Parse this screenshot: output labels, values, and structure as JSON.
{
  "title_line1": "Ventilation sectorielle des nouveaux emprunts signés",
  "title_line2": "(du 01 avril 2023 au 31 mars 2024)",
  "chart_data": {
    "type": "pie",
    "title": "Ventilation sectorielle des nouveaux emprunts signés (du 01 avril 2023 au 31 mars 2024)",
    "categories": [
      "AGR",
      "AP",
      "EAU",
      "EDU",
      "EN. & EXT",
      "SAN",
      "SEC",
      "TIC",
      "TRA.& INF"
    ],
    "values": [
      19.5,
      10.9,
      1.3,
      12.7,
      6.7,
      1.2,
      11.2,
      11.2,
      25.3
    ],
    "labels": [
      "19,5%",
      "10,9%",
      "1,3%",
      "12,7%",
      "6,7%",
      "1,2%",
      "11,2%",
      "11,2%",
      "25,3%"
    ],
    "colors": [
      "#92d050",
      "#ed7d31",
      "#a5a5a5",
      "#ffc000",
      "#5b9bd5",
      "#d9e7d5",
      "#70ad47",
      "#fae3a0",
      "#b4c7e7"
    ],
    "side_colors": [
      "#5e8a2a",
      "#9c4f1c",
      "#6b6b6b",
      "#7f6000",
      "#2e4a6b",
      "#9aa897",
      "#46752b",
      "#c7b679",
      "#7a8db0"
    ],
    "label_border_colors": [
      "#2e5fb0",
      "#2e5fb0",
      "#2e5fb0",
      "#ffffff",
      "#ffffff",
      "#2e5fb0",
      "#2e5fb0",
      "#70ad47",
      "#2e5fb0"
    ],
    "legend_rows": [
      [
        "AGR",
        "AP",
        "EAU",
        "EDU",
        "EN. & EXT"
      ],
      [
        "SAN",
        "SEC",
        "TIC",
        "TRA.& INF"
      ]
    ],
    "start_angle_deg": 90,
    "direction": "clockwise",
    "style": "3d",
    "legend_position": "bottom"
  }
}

··········

Problem to solve: Search the data above for the word "emprunts", then gather each line in which it appears.

Solution below:
  "title_line1": "Ventilation sectorielle des nouveaux emprunts signés",
    "title": "Ventilation sectorielle des nouveaux emprunts signés (du 01 avril 2023 au 31 mars 2024)",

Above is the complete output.